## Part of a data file
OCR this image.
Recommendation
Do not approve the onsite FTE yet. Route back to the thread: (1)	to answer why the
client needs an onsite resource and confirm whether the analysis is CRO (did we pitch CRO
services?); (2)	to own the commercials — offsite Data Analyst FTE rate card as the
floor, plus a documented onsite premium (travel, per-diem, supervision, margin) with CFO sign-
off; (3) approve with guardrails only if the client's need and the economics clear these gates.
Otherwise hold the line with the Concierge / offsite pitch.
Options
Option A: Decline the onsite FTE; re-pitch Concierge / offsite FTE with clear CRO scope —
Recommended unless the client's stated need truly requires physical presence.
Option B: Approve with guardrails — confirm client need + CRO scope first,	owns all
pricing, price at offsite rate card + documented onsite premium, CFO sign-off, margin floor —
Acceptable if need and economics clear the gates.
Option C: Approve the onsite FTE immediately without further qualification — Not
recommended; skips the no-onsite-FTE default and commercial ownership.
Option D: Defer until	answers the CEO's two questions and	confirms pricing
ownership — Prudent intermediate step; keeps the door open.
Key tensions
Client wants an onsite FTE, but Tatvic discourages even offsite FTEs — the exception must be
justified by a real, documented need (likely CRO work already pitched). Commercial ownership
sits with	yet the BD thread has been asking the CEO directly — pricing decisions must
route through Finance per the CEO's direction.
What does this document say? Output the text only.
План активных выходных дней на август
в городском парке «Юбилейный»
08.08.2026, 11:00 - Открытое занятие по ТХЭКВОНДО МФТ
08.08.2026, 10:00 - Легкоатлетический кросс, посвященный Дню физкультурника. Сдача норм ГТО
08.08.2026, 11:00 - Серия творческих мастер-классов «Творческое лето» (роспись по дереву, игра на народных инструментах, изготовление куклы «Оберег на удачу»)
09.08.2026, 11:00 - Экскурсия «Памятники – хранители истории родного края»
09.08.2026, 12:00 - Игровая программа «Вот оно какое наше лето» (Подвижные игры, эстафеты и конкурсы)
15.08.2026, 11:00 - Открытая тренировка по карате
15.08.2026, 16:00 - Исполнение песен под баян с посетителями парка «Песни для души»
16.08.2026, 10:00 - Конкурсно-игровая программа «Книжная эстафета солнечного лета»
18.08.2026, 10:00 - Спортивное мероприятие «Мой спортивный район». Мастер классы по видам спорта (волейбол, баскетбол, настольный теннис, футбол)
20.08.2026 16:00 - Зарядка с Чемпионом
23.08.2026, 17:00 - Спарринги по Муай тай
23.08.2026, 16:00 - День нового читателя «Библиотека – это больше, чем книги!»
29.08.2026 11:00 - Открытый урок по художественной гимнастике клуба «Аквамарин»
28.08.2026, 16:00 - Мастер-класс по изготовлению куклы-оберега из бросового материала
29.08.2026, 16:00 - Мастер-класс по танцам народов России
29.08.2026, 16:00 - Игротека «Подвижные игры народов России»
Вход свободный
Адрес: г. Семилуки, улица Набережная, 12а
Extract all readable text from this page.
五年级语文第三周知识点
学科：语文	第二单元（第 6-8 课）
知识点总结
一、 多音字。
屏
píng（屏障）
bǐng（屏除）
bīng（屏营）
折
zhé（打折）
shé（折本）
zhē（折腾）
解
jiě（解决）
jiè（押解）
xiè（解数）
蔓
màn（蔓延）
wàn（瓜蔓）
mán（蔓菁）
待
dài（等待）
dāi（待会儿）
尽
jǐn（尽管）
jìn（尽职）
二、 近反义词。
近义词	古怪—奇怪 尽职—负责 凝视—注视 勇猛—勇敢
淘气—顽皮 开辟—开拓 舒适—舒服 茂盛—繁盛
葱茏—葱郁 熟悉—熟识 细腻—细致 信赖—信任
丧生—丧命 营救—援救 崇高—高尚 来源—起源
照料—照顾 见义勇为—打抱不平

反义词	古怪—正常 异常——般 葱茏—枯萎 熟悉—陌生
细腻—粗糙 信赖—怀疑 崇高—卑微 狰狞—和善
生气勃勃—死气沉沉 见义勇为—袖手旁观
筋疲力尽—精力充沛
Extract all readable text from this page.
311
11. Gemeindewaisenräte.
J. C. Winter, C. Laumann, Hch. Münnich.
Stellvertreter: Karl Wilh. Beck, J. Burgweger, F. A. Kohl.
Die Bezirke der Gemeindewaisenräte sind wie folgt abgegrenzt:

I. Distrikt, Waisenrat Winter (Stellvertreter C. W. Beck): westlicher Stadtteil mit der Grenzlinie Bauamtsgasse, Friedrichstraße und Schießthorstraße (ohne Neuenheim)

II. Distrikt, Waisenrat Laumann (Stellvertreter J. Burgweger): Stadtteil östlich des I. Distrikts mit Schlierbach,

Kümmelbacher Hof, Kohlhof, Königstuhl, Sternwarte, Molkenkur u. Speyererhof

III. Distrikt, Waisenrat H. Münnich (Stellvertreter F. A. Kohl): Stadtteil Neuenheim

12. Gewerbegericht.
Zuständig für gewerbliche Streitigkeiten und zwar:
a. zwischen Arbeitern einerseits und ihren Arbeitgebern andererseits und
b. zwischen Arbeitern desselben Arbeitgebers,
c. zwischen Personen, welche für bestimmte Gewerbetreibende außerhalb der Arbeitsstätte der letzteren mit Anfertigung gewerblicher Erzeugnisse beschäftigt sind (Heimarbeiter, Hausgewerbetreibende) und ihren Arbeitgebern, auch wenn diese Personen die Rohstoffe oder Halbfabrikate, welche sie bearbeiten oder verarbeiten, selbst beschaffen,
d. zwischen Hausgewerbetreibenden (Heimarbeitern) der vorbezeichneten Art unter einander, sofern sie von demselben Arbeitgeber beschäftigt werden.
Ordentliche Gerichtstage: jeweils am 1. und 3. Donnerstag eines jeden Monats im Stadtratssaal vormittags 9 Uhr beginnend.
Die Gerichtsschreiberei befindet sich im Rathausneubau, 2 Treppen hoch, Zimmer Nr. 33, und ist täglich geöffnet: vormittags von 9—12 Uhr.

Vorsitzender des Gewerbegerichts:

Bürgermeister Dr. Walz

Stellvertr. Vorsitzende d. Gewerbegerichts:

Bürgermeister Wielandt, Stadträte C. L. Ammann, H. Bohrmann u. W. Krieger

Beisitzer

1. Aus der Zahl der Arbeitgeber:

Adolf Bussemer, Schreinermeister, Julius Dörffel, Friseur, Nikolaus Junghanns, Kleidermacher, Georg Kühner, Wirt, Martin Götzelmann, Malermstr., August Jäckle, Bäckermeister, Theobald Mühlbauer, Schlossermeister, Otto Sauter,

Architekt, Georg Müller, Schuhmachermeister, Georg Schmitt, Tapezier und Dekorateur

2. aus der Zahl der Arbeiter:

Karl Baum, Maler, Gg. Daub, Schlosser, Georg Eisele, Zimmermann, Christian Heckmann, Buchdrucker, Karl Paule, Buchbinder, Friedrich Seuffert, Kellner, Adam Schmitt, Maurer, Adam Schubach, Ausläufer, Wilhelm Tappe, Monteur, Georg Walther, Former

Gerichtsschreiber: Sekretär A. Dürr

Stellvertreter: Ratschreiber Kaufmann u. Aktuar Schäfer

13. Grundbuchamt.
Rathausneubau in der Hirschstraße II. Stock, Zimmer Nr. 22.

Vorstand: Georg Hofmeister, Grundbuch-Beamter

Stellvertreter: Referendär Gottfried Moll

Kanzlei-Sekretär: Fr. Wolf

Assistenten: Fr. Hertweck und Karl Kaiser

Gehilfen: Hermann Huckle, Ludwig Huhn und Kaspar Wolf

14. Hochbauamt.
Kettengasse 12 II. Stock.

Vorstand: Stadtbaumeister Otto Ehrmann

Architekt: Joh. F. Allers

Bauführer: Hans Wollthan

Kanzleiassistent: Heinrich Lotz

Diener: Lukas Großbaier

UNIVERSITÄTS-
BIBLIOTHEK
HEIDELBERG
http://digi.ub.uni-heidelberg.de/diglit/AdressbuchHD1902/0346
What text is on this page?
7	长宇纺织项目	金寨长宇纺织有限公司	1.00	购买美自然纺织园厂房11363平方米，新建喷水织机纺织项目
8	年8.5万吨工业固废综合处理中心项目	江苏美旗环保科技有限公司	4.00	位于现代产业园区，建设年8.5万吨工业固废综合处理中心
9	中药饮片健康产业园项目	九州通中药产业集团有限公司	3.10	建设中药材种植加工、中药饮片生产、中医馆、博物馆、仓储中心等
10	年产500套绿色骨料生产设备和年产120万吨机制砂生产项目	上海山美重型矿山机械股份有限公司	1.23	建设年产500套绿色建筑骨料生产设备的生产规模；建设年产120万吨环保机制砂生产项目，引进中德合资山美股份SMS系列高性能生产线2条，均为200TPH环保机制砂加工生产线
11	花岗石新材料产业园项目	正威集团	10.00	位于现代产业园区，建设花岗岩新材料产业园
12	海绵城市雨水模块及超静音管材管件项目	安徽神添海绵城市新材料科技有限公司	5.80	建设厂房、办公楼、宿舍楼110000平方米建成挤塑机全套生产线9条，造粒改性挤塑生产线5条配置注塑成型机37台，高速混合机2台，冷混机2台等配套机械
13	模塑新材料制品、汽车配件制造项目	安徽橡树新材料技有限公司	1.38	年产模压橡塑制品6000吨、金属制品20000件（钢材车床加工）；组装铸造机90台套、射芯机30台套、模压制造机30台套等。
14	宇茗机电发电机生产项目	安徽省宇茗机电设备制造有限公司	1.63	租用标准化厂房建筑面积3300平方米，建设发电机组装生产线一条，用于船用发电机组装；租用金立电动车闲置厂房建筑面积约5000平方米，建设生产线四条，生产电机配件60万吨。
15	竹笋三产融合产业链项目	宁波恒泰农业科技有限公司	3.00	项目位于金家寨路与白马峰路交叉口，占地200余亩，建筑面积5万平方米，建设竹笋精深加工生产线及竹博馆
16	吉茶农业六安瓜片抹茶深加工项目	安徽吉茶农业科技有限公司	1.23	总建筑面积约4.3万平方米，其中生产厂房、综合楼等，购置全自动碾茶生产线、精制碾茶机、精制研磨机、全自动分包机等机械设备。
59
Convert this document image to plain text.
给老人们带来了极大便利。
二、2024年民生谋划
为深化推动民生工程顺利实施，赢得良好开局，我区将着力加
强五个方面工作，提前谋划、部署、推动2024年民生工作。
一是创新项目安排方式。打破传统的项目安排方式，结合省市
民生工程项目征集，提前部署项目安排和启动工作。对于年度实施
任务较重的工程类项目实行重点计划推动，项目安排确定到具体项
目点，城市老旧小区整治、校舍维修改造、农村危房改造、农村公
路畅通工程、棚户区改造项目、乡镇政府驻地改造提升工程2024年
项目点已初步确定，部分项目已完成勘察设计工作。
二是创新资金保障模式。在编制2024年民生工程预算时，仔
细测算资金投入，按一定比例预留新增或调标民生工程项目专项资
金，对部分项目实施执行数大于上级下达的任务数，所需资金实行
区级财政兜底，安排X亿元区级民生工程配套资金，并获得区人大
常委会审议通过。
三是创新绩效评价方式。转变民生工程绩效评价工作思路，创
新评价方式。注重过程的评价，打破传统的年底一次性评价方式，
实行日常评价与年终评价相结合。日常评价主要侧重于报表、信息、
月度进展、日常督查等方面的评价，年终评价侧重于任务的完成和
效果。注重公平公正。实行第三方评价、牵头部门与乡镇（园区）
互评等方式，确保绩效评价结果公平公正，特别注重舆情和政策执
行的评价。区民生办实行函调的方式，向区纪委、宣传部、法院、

## WHAT THE TASK REQUIRES
Using the entries above, find all lines with "куклы". Copy them.

## COMPLETED TASK
08.08.2026, 11:00 - Серия творческих мастер-классов «Творческое лето» (роспись по дереву, игра на народных инструментах, изготовление куклы «Оберег на удачу»)
28.08.2026, 16:00 - Мастер-класс по изготовлению куклы-оберега из бросового материала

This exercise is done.